>> START
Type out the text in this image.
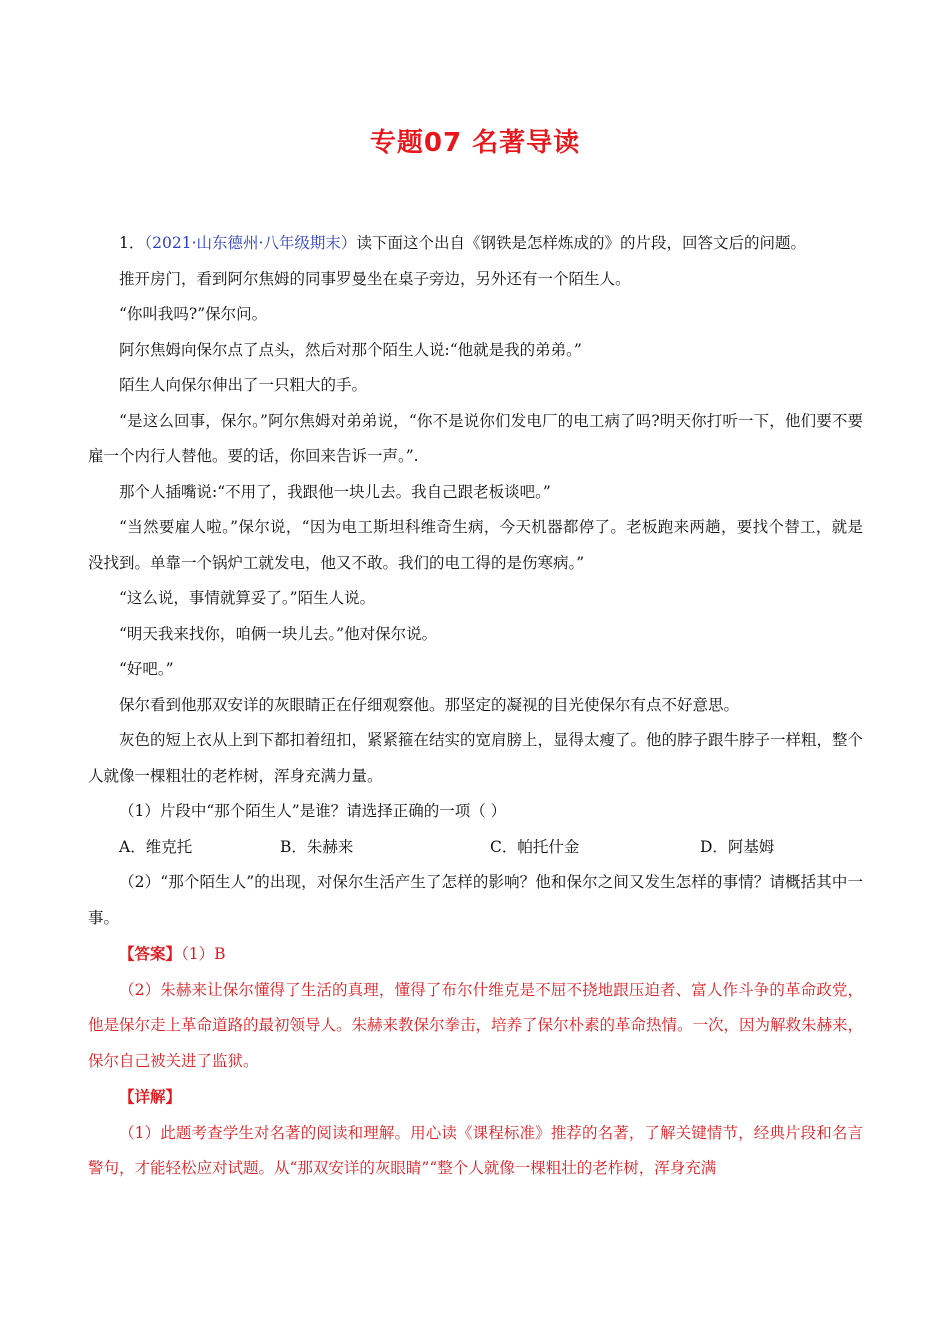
专题07 名著导读

1．（2021·山东德州·八年级期末）读下面这个出自《钢铁是怎样炼成的》的片段，回答文后的问题。

推开房门，看到阿尔焦姆的同事罗曼坐在桌子旁边，另外还有一个陌生人。

“你叫我吗?”保尔问。

阿尔焦姆向保尔点了点头，然后对那个陌生人说:“他就是我的弟弟。”

陌生人向保尔伸出了一只粗大的手。

“是这么回事，保尔。”阿尔焦姆对弟弟说，“你不是说你们发电厂的电工病了吗?明天你打听一下，他们要不要雇一个内行人替他。要的话，你回来告诉一声。”.

那个人插嘴说:“不用了，我跟他一块儿去。我自己跟老板谈吧。”

“当然要雇人啦。”保尔说，“因为电工斯坦科维奇生病，今天机器都停了。老板跑来两趟，要找个替工，就是没找到。单靠一个锅炉工就发电，他又不敢。我们的电工得的是伤寒病。”

“这么说，事情就算妥了。”陌生人说。

“明天我来找你，咱俩一块儿去。”他对保尔说。

“好吧。”

保尔看到他那双安详的灰眼睛正在仔细观察他。那坚定的凝视的目光使保尔有点不好意思。

灰色的短上衣从上到下都扣着纽扣，紧紧箍在结实的宽肩膀上，显得太瘦了。他的脖子跟牛脖子一样粗，整个人就像一棵粗壮的老柞树，浑身充满力量。

（1）片段中“那个陌生人”是谁？请选择正确的一项（ ）

A．维克托	B．朱赫来	C．帕托什金	D．阿基姆

（2）“那个陌生人”的出现，对保尔生活产生了怎样的影响？他和保尔之间又发生怎样的事情？请概括其中一事。

【答案】（1）B

（2）朱赫来让保尔懂得了生活的真理，懂得了布尔什维克是不屈不挠地跟压迫者、富人作斗争的革命政党，他是保尔走上革命道路的最初领导人。朱赫来教保尔拳击，培养了保尔朴素的革命热情。一次，因为解救朱赫来，保尔自己被关进了监狱。

【详解】

（1）此题考查学生对名著的阅读和理解。用心读《课程标准》推荐的名著，了解关键情节，经典片段和名言警句，才能轻松应对试题。从“那双安详的灰眼睛”“整个人就像一棵粗壮的老柞树，浑身充满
>> END
- **GIVEN REQUEST**
Reproduce the whole listing word for word, setting aside any pictures.

- **TASK RESPONSE**
Type out the text in this image.
专题07 名著导读

1．（2021·山东德州·八年级期末）读下面这个出自《钢铁是怎样炼成的》的片段，回答文后的问题。

推开房门，看到阿尔焦姆的同事罗曼坐在桌子旁边，另外还有一个陌生人。

“你叫我吗?”保尔问。

阿尔焦姆向保尔点了点头，然后对那个陌生人说:“他就是我的弟弟。”

陌生人向保尔伸出了一只粗大的手。

“是这么回事，保尔。”阿尔焦姆对弟弟说，“你不是说你们发电厂的电工病了吗?明天你打听一下，他们要不要雇一个内行人替他。要的话，你回来告诉一声。”.

那个人插嘴说:“不用了，我跟他一块儿去。我自己跟老板谈吧。”

“当然要雇人啦。”保尔说，“因为电工斯坦科维奇生病，今天机器都停了。老板跑来两趟，要找个替工，就是没找到。单靠一个锅炉工就发电，他又不敢。我们的电工得的是伤寒病。”

“这么说，事情就算妥了。”陌生人说。

“明天我来找你，咱俩一块儿去。”他对保尔说。

“好吧。”

保尔看到他那双安详的灰眼睛正在仔细观察他。那坚定的凝视的目光使保尔有点不好意思。

灰色的短上衣从上到下都扣着纽扣，紧紧箍在结实的宽肩膀上，显得太瘦了。他的脖子跟牛脖子一样粗，整个人就像一棵粗壮的老柞树，浑身充满力量。

（1）片段中“那个陌生人”是谁？请选择正确的一项（ ）

A．维克托	B．朱赫来	C．帕托什金	D．阿基姆

（2）“那个陌生人”的出现，对保尔生活产生了怎样的影响？他和保尔之间又发生怎样的事情？请概括其中一事。

【答案】（1）B

（2）朱赫来让保尔懂得了生活的真理，懂得了布尔什维克是不屈不挠地跟压迫者、富人作斗争的革命政党，他是保尔走上革命道路的最初领导人。朱赫来教保尔拳击，培养了保尔朴素的革命热情。一次，因为解救朱赫来，保尔自己被关进了监狱。

【详解】

（1）此题考查学生对名著的阅读和理解。用心读《课程标准》推荐的名著，了解关键情节，经典片段和名言警句，才能轻松应对试题。从“那双安详的灰眼睛”“整个人就像一棵粗壮的老柞树，浑身充满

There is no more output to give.